- Stored data:
□ □ □

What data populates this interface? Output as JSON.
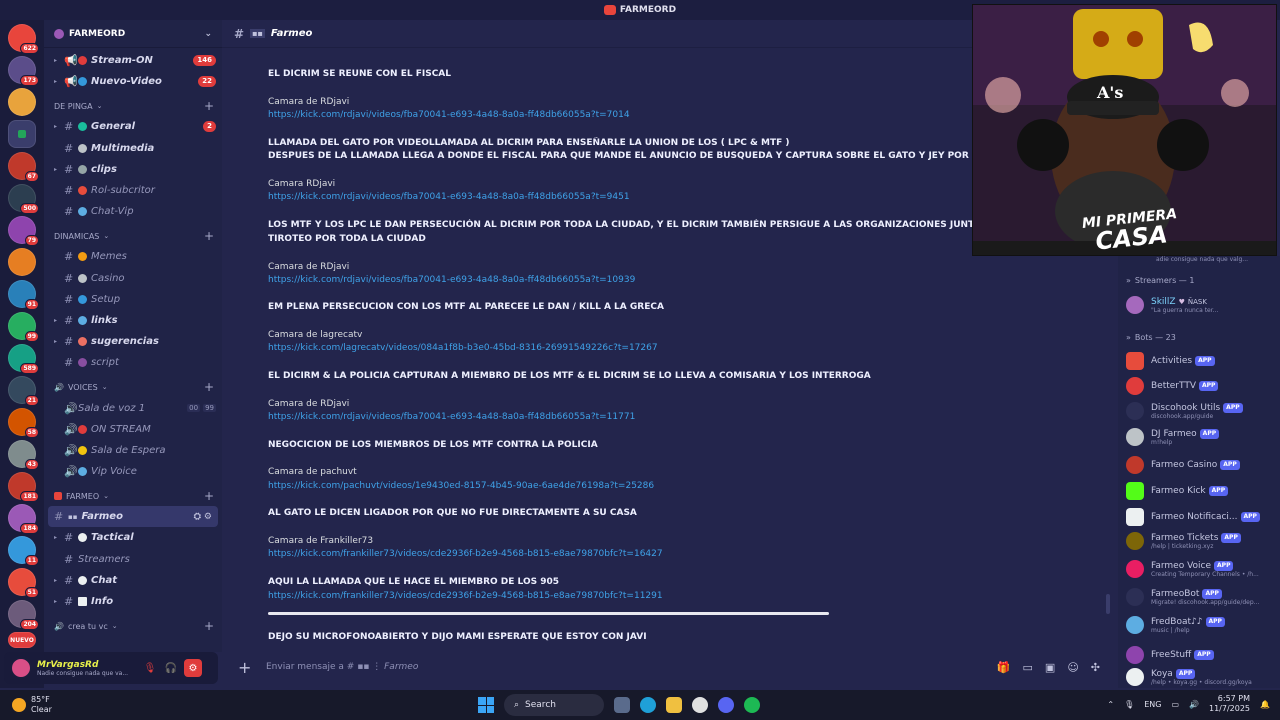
{
  "window": {
    "title": "FARMEORD"
  },
  "server_rail": {
    "badges": [
      "622",
      "173",
      "67",
      "500",
      "79",
      "91",
      "99",
      "589",
      "21",
      "58",
      "43",
      "780",
      "181",
      "184",
      "11",
      "51",
      "204"
    ],
    "pill_label": "NUEVO"
  },
  "sidebar": {
    "server_name": "FARMEORD",
    "top_channels": [
      {
        "name": "Stream-ON",
        "count": "146"
      },
      {
        "name": "Nuevo-Video",
        "count": "22"
      }
    ],
    "categories": [
      {
        "name": "DE PINGA",
        "channels": [
          {
            "name": "General",
            "count": "2"
          },
          {
            "name": "Multimedia"
          },
          {
            "name": "clips"
          },
          {
            "name": "Rol-subcritor"
          },
          {
            "name": "Chat-Vip"
          }
        ]
      },
      {
        "name": "DINAMICAS",
        "channels": [
          {
            "name": "Memes"
          },
          {
            "name": "Casino"
          },
          {
            "name": "Setup"
          },
          {
            "name": "links"
          },
          {
            "name": "sugerencias"
          },
          {
            "name": "script"
          }
        ]
      },
      {
        "name": "VOICES",
        "channels": [
          {
            "name": "Sala de voz 1",
            "n1": "00",
            "n2": "99"
          },
          {
            "name": "ON STREAM"
          },
          {
            "name": "Sala de Espera"
          },
          {
            "name": "Vip Voice"
          }
        ]
      },
      {
        "name": "FARMEO",
        "channels": [
          {
            "name": "Farmeo"
          },
          {
            "name": "Tactical"
          },
          {
            "name": "Streamers"
          },
          {
            "name": "Chat"
          },
          {
            "name": "Info"
          }
        ]
      },
      {
        "name": "crea tu vc"
      }
    ]
  },
  "user_panel": {
    "username": "MrVargasRd",
    "status": "Nadie consigue nada que va..."
  },
  "channel_header": {
    "name": "Farmeo",
    "tag": "▪▪"
  },
  "messages": [
    {
      "text": "EL DICRIM SE REUNE CON EL FISCAL",
      "heading": true
    },
    {
      "text": "Camara de RDjavi"
    },
    {
      "text": "https://kick.com/rdjavi/videos/fba70041-e693-4a48-8a0a-ff48db66055a?t=7014",
      "link": true
    },
    {
      "text": "LLAMADA DEL GATO POR VIDEOLLAMADA AL DICRIM PARA ENSEÑARLE LA UNION DE LOS ( LPC & MTF )",
      "heading": true
    },
    {
      "text": "DESPUES DE LA LLAMADA LLEGA A DONDE EL FISCAL PARA QUE MANDE EL ANUNCIO DE BUSQUEDA Y CAPTURA SOBRE EL GATO Y JEY POR 5M DE DO",
      "heading": true
    },
    {
      "text": "Camara RDjavi"
    },
    {
      "text": "https://kick.com/rdjavi/videos/fba70041-e693-4a48-8a0a-ff48db66055a?t=9451",
      "link": true
    },
    {
      "text": "LOS MTF Y LOS LPC LE DAN PERSECUCIÓN AL DICRIM POR TODA LA CIUDAD, Y EL DICRIM TAMBIÉN PERSIGUE A LAS ORGANIZACIONES JUNTO CON LA",
      "heading": true
    },
    {
      "text": "TIROTEO POR TODA LA CIUDAD",
      "heading": true
    },
    {
      "text": "Camara de RDjavi"
    },
    {
      "text": "https://kick.com/rdjavi/videos/fba70041-e693-4a48-8a0a-ff48db66055a?t=10939",
      "link": true
    },
    {
      "text": "EM PLENA PERSECUCION CON LOS MTF AL PARECEE LE DAN / KILL A LA GRECA",
      "heading": true
    },
    {
      "text": "Camara de lagrecatv"
    },
    {
      "text": "https://kick.com/lagrecatv/videos/084a1f8b-b3e0-45bd-8316-26991549226c?t=17267",
      "link": true
    },
    {
      "text": "EL DICIRM & LA POLICIA CAPTURAN A MIEMBRO DE LOS MTF & EL DICRIM SE LO LLEVA A COMISARIA Y LOS INTERROGA",
      "heading": true
    },
    {
      "text": "Camara de RDjavi"
    },
    {
      "text": "https://kick.com/rdjavi/videos/fba70041-e693-4a48-8a0a-ff48db66055a?t=11771",
      "link": true
    },
    {
      "text": "NEGOCICION DE LOS MIEMBROS DE LOS MTF CONTRA LA POLICIA",
      "heading": true
    },
    {
      "text": "Camara de pachuvt"
    },
    {
      "text": "https://kick.com/pachuvt/videos/1e9430ed-8157-4b45-90ae-6ae4de76198a?t=25286",
      "link": true
    },
    {
      "text": "AL GATO LE DICEN LIGADOR POR QUE NO FUE DIRECTAMENTE A SU CASA",
      "heading": true
    },
    {
      "text": "Camara de Frankiller73"
    },
    {
      "text": "https://kick.com/frankiller73/videos/cde2936f-b2e9-4568-b815-e8ae79870bfc?t=16427",
      "link": true
    },
    {
      "text": "AQUI LA LLAMADA QUE LE HACE EL MIEMBRO DE LOS 905",
      "heading": true
    },
    {
      "text": "https://kick.com/frankiller73/videos/cde2936f-b2e9-4568-b815-e8ae79870bfc?t=11291",
      "link": true
    },
    {
      "text": "DEJO SU MICROFONOABIERTO Y DIJO MAMI ESPERATE QUE ESTOY CON JAVI",
      "heading": true
    }
  ],
  "composer": {
    "placeholder": "Enviar mensaje a #",
    "channel": "Farmeo"
  },
  "webcam": {
    "sign_line1": "MI PRIMERA",
    "sign_line2": "CASA",
    "cap_text": "A's"
  },
  "members": {
    "streamers_header": "Streamers — 1",
    "streamer": {
      "name": "SkillZ",
      "tag": "ÑASK",
      "status": "\"La guerra nunca ter..."
    },
    "status_above": "adie consigue nada que valg...",
    "bots_header": "Bots — 23",
    "app_label": "APP",
    "bots": [
      {
        "name": "Activities",
        "sub": ""
      },
      {
        "name": "BetterTTV",
        "sub": ""
      },
      {
        "name": "Discohook Utils",
        "sub": "discohook.app/guide"
      },
      {
        "name": "DJ Farmeo",
        "sub": "m!help"
      },
      {
        "name": "Farmeo Casino",
        "sub": ""
      },
      {
        "name": "Farmeo Kick",
        "sub": ""
      },
      {
        "name": "Farmeo Notificaci...",
        "sub": ""
      },
      {
        "name": "Farmeo Tickets",
        "sub": "/help | ticketking.xyz"
      },
      {
        "name": "Farmeo Voice",
        "sub": "Creating Temporary Channels • /h..."
      },
      {
        "name": "FarmeoBot",
        "sub": "Migrate! discohook.app/guide/dep..."
      },
      {
        "name": "FredBoat♪♪",
        "sub": "music | /help"
      },
      {
        "name": "FreeStuff",
        "sub": ""
      },
      {
        "name": "Koya",
        "sub": "/help • koya.gg • discord.gg/koya"
      }
    ]
  },
  "taskbar": {
    "temp": "85°F",
    "weather": "Clear",
    "search": "Search",
    "lang": "ENG",
    "time": "6:57 PM",
    "date": "11/7/2025"
  },
  "colors": {
    "bg": "#23254c",
    "accent": "#e03c3c",
    "link": "#3fa2e8",
    "app_badge": "#5865f2"
  }
}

□ □ □

- Instructions to follow: Give every record again exactly, apart from the pictures, which stay out.

- Solution:
What data populates this interface? Output as JSON.
{
  "window": {
    "title": "FARMEORD"
  },
  "server_rail": {
    "badges": [
      "622",
      "173",
      "67",
      "500",
      "79",
      "91",
      "99",
      "589",
      "21",
      "58",
      "43",
      "780",
      "181",
      "184",
      "11",
      "51",
      "204"
    ],
    "pill_label": "NUEVO"
  },
  "sidebar": {
    "server_name": "FARMEORD",
    "top_channels": [
      {
        "name": "Stream-ON",
        "count": "146"
      },
      {
        "name": "Nuevo-Video",
        "count": "22"
      }
    ],
    "categories": [
      {
        "name": "DE PINGA",
        "channels": [
          {
            "name": "General",
            "count": "2"
          },
          {
            "name": "Multimedia"
          },
          {
            "name": "clips"
          },
          {
            "name": "Rol-subcritor"
          },
          {
            "name": "Chat-Vip"
          }
        ]
      },
      {
        "name": "DINAMICAS",
        "channels": [
          {
            "name": "Memes"
          },
          {
            "name": "Casino"
          },
          {
            "name": "Setup"
          },
          {
            "name": "links"
          },
          {
            "name": "sugerencias"
          },
          {
            "name": "script"
          }
        ]
      },
      {
        "name": "VOICES",
        "channels": [
          {
            "name": "Sala de voz 1",
            "n1": "00",
            "n2": "99"
          },
          {
            "name": "ON STREAM"
          },
          {
            "name": "Sala de Espera"
          },
          {
            "name": "Vip Voice"
          }
        ]
      },
      {
        "name": "FARMEO",
        "channels": [
          {
            "name": "Farmeo"
          },
          {
            "name": "Tactical"
          },
          {
            "name": "Streamers"
          },
          {
            "name": "Chat"
          },
          {
            "name": "Info"
          }
        ]
      },
      {
        "name": "crea tu vc"
      }
    ]
  },
  "user_panel": {
    "username": "MrVargasRd",
    "status": "Nadie consigue nada que va..."
  },
  "channel_header": {
    "name": "Farmeo",
    "tag": "▪▪"
  },
  "messages": [
    {
      "text": "EL DICRIM SE REUNE CON EL FISCAL",
      "heading": true
    },
    {
      "text": "Camara de RDjavi"
    },
    {
      "text": "https://kick.com/rdjavi/videos/fba70041-e693-4a48-8a0a-ff48db66055a?t=7014",
      "link": true
    },
    {
      "text": "LLAMADA DEL GATO POR VIDEOLLAMADA AL DICRIM PARA ENSEÑARLE LA UNION DE LOS ( LPC & MTF )",
      "heading": true
    },
    {
      "text": "DESPUES DE LA LLAMADA LLEGA A DONDE EL FISCAL PARA QUE MANDE EL ANUNCIO DE BUSQUEDA Y CAPTURA SOBRE EL GATO Y JEY POR 5M DE DO",
      "heading": true
    },
    {
      "text": "Camara RDjavi"
    },
    {
      "text": "https://kick.com/rdjavi/videos/fba70041-e693-4a48-8a0a-ff48db66055a?t=9451",
      "link": true
    },
    {
      "text": "LOS MTF Y LOS LPC LE DAN PERSECUCIÓN AL DICRIM POR TODA LA CIUDAD, Y EL DICRIM TAMBIÉN PERSIGUE A LAS ORGANIZACIONES JUNTO CON LA",
      "heading": true
    },
    {
      "text": "TIROTEO POR TODA LA CIUDAD",
      "heading": true
    },
    {
      "text": "Camara de RDjavi"
    },
    {
      "text": "https://kick.com/rdjavi/videos/fba70041-e693-4a48-8a0a-ff48db66055a?t=10939",
      "link": true
    },
    {
      "text": "EM PLENA PERSECUCION CON LOS MTF AL PARECEE LE DAN / KILL A LA GRECA",
      "heading": true
    },
    {
      "text": "Camara de lagrecatv"
    },
    {
      "text": "https://kick.com/lagrecatv/videos/084a1f8b-b3e0-45bd-8316-26991549226c?t=17267",
      "link": true
    },
    {
      "text": "EL DICIRM & LA POLICIA CAPTURAN A MIEMBRO DE LOS MTF & EL DICRIM SE LO LLEVA A COMISARIA Y LOS INTERROGA",
      "heading": true
    },
    {
      "text": "Camara de RDjavi"
    },
    {
      "text": "https://kick.com/rdjavi/videos/fba70041-e693-4a48-8a0a-ff48db66055a?t=11771",
      "link": true
    },
    {
      "text": "NEGOCICION DE LOS MIEMBROS DE LOS MTF CONTRA LA POLICIA",
      "heading": true
    },
    {
      "text": "Camara de pachuvt"
    },
    {
      "text": "https://kick.com/pachuvt/videos/1e9430ed-8157-4b45-90ae-6ae4de76198a?t=25286",
      "link": true
    },
    {
      "text": "AL GATO LE DICEN LIGADOR POR QUE NO FUE DIRECTAMENTE A SU CASA",
      "heading": true
    },
    {
      "text": "Camara de Frankiller73"
    },
    {
      "text": "https://kick.com/frankiller73/videos/cde2936f-b2e9-4568-b815-e8ae79870bfc?t=16427",
      "link": true
    },
    {
      "text": "AQUI LA LLAMADA QUE LE HACE EL MIEMBRO DE LOS 905",
      "heading": true
    },
    {
      "text": "https://kick.com/frankiller73/videos/cde2936f-b2e9-4568-b815-e8ae79870bfc?t=11291",
      "link": true
    },
    {
      "text": "DEJO SU MICROFONOABIERTO Y DIJO MAMI ESPERATE QUE ESTOY CON JAVI",
      "heading": true
    }
  ],
  "composer": {
    "placeholder": "Enviar mensaje a #",
    "channel": "Farmeo"
  },
  "webcam": {
    "sign_line1": "MI PRIMERA",
    "sign_line2": "CASA",
    "cap_text": "A's"
  },
  "members": {
    "streamers_header": "Streamers — 1",
    "streamer": {
      "name": "SkillZ",
      "tag": "ÑASK",
      "status": "\"La guerra nunca ter..."
    },
    "status_above": "adie consigue nada que valg...",
    "bots_header": "Bots — 23",
    "app_label": "APP",
    "bots": [
      {
        "name": "Activities",
        "sub": ""
      },
      {
        "name": "BetterTTV",
        "sub": ""
      },
      {
        "name": "Discohook Utils",
        "sub": "discohook.app/guide"
      },
      {
        "name": "DJ Farmeo",
        "sub": "m!help"
      },
      {
        "name": "Farmeo Casino",
        "sub": ""
      },
      {
        "name": "Farmeo Kick",
        "sub": ""
      },
      {
        "name": "Farmeo Notificaci...",
        "sub": ""
      },
      {
        "name": "Farmeo Tickets",
        "sub": "/help | ticketking.xyz"
      },
      {
        "name": "Farmeo Voice",
        "sub": "Creating Temporary Channels • /h..."
      },
      {
        "name": "FarmeoBot",
        "sub": "Migrate! discohook.app/guide/dep..."
      },
      {
        "name": "FredBoat♪♪",
        "sub": "music | /help"
      },
      {
        "name": "FreeStuff",
        "sub": ""
      },
      {
        "name": "Koya",
        "sub": "/help • koya.gg • discord.gg/koya"
      }
    ]
  },
  "taskbar": {
    "temp": "85°F",
    "weather": "Clear",
    "search": "Search",
    "lang": "ENG",
    "time": "6:57 PM",
    "date": "11/7/2025"
  },
  "colors": {
    "bg": "#23254c",
    "accent": "#e03c3c",
    "link": "#3fa2e8",
    "app_badge": "#5865f2"
  }
}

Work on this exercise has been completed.